● **WHAT IS NEEDED**
Extract every line below that contains the word "models".

● **RECORDED INFORMATION**

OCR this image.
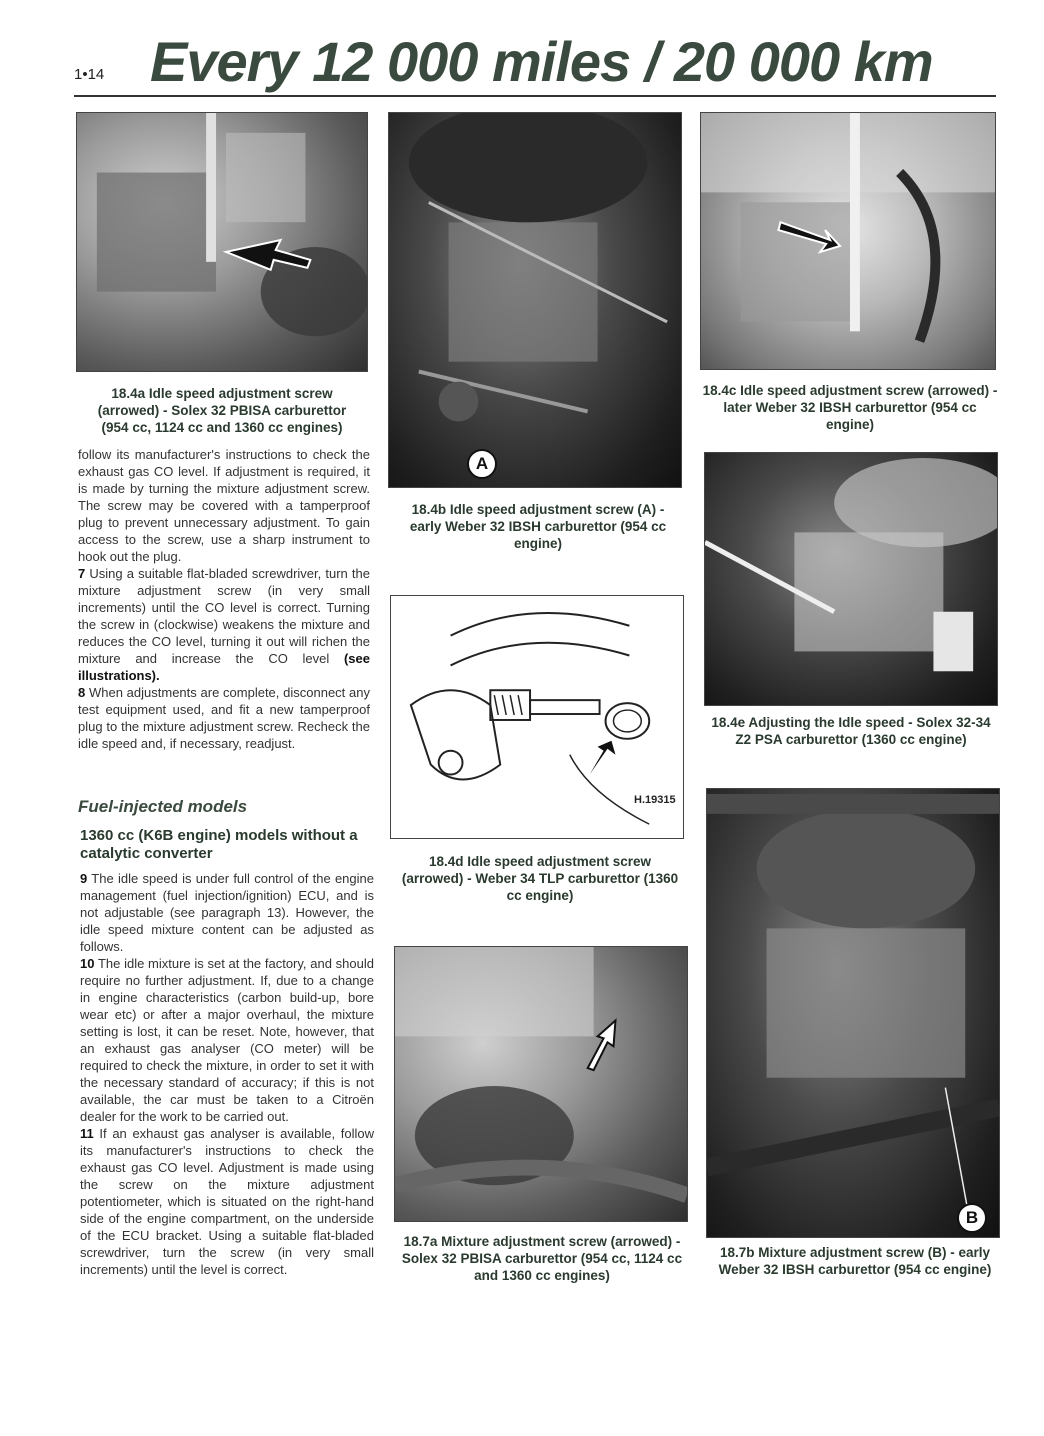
1•14 Every 12 000 miles / 20 000 km
18.4a Idle speed adjustment screw (arrowed) - Solex 32 PBISA carburettor (954 cc, 1124 cc and 1360 cc engines)
A
18.4b Idle speed adjustment screw (A) - early Weber 32 IBSH carburettor (954 cc engine)
18.4c Idle speed adjustment screw (arrowed) - later Weber 32 IBSH carburettor (954 cc engine)
18.4e Adjusting the Idle speed - Solex 32-34 Z2 PSA carburettor (1360 cc engine)
H.19315
18.4d Idle speed adjustment screw (arrowed) - Weber 34 TLP carburettor (1360 cc engine)
18.7a Mixture adjustment screw (arrowed) - Solex 32 PBISA carburettor (954 cc, 1124 cc and 1360 cc engines)
B
18.7b Mixture adjustment screw (B) - early Weber 32 IBSH carburettor (954 cc engine)

follow its manufacturer's instructions to check the exhaust gas CO level. If adjustment is required, it is made by turning the mixture adjustment screw. The screw may be covered with a tamperproof plug to prevent unnecessary adjustment. To gain access to the screw, use a sharp instrument to hook out the plug.

7 Using a suitable flat-bladed screwdriver, turn the mixture adjustment screw (in very small increments) until the CO level is correct. Turning the screw in (clockwise) weakens the mixture and reduces the CO level, turning it out will richen the mixture and increase the CO level (see illustrations).

8 When adjustments are complete, disconnect any test equipment used, and fit a new tamperproof plug to the mixture adjustment screw. Recheck the idle speed and, if necessary, readjust.

Fuel-injected models
1360 cc (K6B engine) models without a catalytic converter

9 The idle speed is under full control of the engine management (fuel injection/ignition) ECU, and is not adjustable (see paragraph 13). However, the idle speed mixture content can be adjusted as follows.

10 The idle mixture is set at the factory, and should require no further adjustment. If, due to a change in engine characteristics (carbon build-up, bore wear etc) or after a major overhaul, the mixture setting is lost, it can be reset. Note, however, that an exhaust gas analyser (CO meter) will be required to check the mixture, in order to set it with the necessary standard of accuracy; if this is not available, the car must be taken to a Citroën dealer for the work to be carried out.

11 If an exhaust gas analyser is available, follow its manufacturer's instructions to check the exhaust gas CO level. Adjustment is made using the screw on the mixture adjustment potentiometer, which is situated on the right-hand side of the engine compartment, on the underside of the ECU bracket. Using a suitable flat-bladed screwdriver, turn the screw (in very small increments) until the level is correct.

● **FINISHED TASK**
Fuel-injected models
1360 cc (K6B engine) models without a catalytic converter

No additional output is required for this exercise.